§ **Problem description**
Retype the lines below word for word, beginning at the line that contains "date-slash: / <box>519 396 525 418</box>" and stopping after the line that contains "date-slash: / <box>216 295 222 317</box>".

___ Extracted information ___

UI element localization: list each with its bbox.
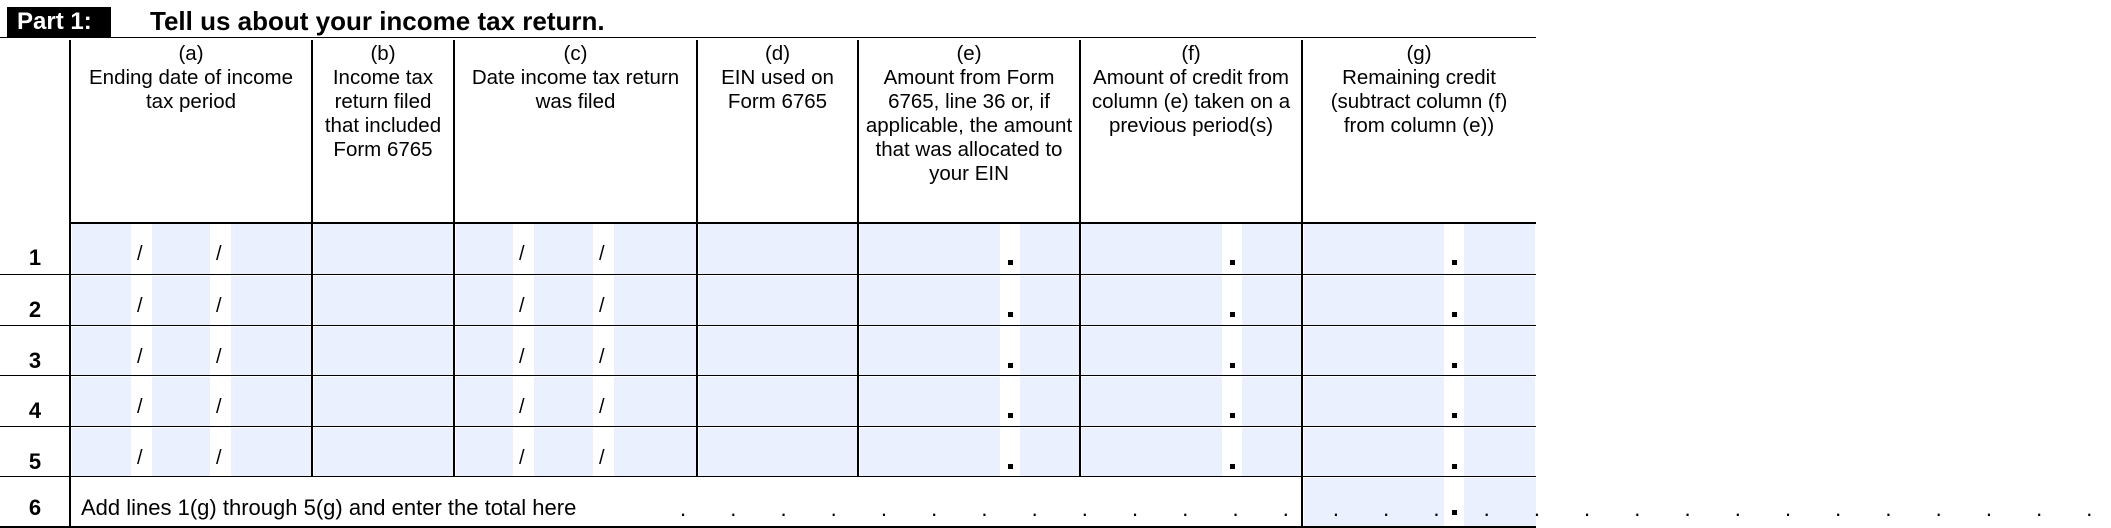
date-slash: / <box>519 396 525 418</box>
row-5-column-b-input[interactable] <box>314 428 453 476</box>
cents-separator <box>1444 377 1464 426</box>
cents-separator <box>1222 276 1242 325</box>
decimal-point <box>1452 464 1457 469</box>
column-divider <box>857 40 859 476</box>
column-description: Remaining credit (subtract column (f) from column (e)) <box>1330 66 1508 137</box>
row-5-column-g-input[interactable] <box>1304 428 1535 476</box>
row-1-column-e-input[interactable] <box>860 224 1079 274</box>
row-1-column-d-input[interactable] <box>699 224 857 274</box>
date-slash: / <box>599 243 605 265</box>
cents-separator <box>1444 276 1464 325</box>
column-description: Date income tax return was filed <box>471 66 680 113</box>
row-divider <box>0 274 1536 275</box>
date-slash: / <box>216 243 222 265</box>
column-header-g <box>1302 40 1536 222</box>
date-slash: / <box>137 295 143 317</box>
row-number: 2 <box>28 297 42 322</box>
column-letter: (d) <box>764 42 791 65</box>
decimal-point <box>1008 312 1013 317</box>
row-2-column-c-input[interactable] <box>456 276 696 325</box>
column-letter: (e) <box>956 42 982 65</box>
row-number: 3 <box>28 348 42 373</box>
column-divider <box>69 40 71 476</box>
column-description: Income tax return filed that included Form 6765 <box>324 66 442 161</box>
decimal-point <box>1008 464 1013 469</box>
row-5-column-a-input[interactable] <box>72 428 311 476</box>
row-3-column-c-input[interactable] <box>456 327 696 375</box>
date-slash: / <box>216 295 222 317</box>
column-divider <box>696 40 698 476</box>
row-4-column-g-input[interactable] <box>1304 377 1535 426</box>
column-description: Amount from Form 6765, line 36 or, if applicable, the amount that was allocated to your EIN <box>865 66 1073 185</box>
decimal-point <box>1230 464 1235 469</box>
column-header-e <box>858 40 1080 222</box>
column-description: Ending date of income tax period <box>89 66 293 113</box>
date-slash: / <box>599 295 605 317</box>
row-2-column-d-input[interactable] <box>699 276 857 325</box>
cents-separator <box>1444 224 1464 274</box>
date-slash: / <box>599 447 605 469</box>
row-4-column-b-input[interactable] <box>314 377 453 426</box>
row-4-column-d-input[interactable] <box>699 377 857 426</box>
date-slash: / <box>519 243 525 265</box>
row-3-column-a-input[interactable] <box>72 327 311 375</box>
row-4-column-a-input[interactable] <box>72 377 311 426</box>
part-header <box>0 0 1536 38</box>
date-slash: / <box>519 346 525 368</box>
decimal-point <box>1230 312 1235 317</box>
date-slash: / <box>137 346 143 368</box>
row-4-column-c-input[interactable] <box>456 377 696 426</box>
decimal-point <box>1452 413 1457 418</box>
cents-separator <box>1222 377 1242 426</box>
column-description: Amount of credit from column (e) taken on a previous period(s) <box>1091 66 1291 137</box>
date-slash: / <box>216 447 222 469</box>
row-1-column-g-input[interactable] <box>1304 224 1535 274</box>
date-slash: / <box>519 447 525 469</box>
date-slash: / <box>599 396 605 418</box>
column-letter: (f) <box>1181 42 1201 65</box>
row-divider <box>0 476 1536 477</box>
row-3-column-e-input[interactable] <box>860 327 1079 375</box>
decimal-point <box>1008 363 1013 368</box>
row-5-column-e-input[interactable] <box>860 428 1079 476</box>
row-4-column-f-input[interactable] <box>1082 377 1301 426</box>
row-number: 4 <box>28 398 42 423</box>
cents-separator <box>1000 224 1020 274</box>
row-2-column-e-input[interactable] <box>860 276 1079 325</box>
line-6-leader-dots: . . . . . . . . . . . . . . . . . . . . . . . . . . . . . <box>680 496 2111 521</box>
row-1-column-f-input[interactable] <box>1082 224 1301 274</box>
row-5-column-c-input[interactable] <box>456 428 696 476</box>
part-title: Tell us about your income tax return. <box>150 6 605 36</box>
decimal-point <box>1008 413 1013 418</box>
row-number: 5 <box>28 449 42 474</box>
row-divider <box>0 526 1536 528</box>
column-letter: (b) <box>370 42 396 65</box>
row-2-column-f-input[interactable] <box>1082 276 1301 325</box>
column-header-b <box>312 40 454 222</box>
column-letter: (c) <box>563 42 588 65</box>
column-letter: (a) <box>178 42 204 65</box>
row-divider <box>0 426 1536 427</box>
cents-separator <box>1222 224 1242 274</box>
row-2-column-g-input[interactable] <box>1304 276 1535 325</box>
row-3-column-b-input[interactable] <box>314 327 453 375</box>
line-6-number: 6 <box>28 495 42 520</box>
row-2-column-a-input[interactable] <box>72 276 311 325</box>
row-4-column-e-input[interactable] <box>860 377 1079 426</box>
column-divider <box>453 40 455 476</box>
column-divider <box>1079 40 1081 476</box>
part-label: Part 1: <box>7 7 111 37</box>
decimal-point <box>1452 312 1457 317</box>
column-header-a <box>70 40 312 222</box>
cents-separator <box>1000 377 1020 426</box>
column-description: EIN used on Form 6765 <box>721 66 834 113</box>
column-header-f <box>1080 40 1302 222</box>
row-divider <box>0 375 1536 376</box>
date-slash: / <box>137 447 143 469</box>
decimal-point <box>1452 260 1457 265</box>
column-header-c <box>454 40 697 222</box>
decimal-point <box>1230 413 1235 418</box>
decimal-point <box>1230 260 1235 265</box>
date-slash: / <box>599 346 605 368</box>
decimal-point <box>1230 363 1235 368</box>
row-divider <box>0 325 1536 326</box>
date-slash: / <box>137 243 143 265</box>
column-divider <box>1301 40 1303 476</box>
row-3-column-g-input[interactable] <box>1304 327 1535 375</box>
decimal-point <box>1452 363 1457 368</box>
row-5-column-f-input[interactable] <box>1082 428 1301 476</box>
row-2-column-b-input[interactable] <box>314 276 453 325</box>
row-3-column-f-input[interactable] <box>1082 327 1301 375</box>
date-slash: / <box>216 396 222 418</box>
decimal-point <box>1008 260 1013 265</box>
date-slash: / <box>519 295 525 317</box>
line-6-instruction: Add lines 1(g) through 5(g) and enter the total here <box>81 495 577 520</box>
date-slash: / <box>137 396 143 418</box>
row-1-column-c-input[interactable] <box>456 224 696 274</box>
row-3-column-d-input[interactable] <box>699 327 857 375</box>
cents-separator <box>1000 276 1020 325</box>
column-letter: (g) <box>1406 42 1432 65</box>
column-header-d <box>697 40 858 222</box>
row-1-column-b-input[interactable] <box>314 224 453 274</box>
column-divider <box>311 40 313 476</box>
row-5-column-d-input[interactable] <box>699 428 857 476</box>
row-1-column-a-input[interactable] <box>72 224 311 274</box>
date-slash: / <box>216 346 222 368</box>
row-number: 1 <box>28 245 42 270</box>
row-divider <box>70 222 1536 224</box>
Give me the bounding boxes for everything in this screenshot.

___

§ **Written solution**
date-slash: / <box>519 396 525 418</box>
row-5-column-b-input[interactable] <box>314 428 453 476</box>
cents-separator <box>1444 377 1464 426</box>
cents-separator <box>1222 276 1242 325</box>
decimal-point <box>1452 464 1457 469</box>
column-divider <box>857 40 859 476</box>
column-description: Remaining credit (subtract column (f) from column (e)) <box>1330 66 1508 137</box>
row-5-column-g-input[interactable] <box>1304 428 1535 476</box>
row-1-column-e-input[interactable] <box>860 224 1079 274</box>
row-1-column-d-input[interactable] <box>699 224 857 274</box>
date-slash: / <box>599 243 605 265</box>
cents-separator <box>1444 276 1464 325</box>
column-description: Date income tax return was filed <box>471 66 680 113</box>
row-divider <box>0 274 1536 275</box>
date-slash: / <box>216 243 222 265</box>
column-header-g <box>1302 40 1536 222</box>
date-slash: / <box>137 295 143 317</box>
row-number: 2 <box>28 297 42 322</box>
column-letter: (d) <box>764 42 791 65</box>
decimal-point <box>1008 312 1013 317</box>
row-2-column-c-input[interactable] <box>456 276 696 325</box>
column-letter: (e) <box>956 42 982 65</box>
row-number: 3 <box>28 348 42 373</box>
column-divider <box>69 40 71 476</box>
column-description: Income tax return filed that included Form 6765 <box>324 66 442 161</box>
decimal-point <box>1008 464 1013 469</box>
row-5-column-a-input[interactable] <box>72 428 311 476</box>
row-3-column-c-input[interactable] <box>456 327 696 375</box>
date-slash: / <box>216 295 222 317</box>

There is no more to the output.